(ITEMS)
----------------

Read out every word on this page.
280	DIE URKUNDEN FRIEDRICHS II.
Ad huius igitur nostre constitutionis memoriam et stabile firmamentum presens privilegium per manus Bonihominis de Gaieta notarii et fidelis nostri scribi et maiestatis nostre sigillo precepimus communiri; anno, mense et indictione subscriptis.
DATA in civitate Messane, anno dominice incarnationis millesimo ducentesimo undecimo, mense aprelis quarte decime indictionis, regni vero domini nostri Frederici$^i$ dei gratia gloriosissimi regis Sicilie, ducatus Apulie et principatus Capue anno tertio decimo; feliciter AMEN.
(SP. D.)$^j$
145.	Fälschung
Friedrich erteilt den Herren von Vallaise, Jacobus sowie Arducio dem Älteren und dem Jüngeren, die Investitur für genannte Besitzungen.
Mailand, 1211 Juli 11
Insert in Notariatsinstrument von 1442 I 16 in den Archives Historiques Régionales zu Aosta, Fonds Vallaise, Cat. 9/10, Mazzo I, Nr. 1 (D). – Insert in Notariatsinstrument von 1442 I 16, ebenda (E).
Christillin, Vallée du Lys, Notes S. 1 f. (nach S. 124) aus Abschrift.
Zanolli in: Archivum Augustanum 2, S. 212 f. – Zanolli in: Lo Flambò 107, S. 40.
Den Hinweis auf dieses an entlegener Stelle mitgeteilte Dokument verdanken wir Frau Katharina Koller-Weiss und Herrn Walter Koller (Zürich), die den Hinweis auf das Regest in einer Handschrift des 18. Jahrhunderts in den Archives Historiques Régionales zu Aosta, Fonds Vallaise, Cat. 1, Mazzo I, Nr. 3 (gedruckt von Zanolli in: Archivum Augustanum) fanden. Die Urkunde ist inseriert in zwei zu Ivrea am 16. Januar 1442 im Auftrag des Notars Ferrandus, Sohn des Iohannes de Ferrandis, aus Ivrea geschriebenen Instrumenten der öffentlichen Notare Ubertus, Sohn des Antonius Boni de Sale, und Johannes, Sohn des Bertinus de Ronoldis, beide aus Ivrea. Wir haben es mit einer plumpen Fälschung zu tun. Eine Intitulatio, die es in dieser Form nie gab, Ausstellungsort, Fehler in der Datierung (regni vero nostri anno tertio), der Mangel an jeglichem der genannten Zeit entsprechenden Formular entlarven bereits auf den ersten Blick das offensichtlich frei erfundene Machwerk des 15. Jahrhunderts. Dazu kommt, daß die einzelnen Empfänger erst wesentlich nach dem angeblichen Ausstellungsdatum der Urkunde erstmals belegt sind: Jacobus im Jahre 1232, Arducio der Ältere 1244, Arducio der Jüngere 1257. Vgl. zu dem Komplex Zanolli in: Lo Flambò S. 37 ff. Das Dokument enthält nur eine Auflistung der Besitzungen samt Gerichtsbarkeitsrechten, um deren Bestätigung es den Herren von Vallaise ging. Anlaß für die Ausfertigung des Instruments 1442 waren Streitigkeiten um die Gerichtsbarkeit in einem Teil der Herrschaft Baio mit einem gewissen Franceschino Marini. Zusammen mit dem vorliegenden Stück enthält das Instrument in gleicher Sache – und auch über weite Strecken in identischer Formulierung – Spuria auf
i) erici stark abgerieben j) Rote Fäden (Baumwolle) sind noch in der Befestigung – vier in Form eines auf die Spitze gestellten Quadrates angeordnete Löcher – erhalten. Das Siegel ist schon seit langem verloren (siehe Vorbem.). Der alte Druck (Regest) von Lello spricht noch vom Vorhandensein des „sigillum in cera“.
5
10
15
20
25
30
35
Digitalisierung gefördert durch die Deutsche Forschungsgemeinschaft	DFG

----------------

(GIVEN EXERCISE) Search the lines above for the string "mense" and copy each line that has it.

(COMPLETED EXERCISE)
Ad huius igitur nostre constitutionis memoriam et stabile firmamentum presens privilegium per manus Bonihominis de Gaieta notarii et fidelis nostri scribi et maiestatis nostre sigillo precepimus communiri; anno, mense et indictione subscriptis.
DATA in civitate Messane, anno dominice incarnationis millesimo ducentesimo undecimo, mense aprelis quarte decime indictionis, regni vero domini nostri Frederici$^i$ dei gratia gloriosissimi regis Sicilie, ducatus Apulie et principatus Capue anno tertio decimo; feliciter AMEN.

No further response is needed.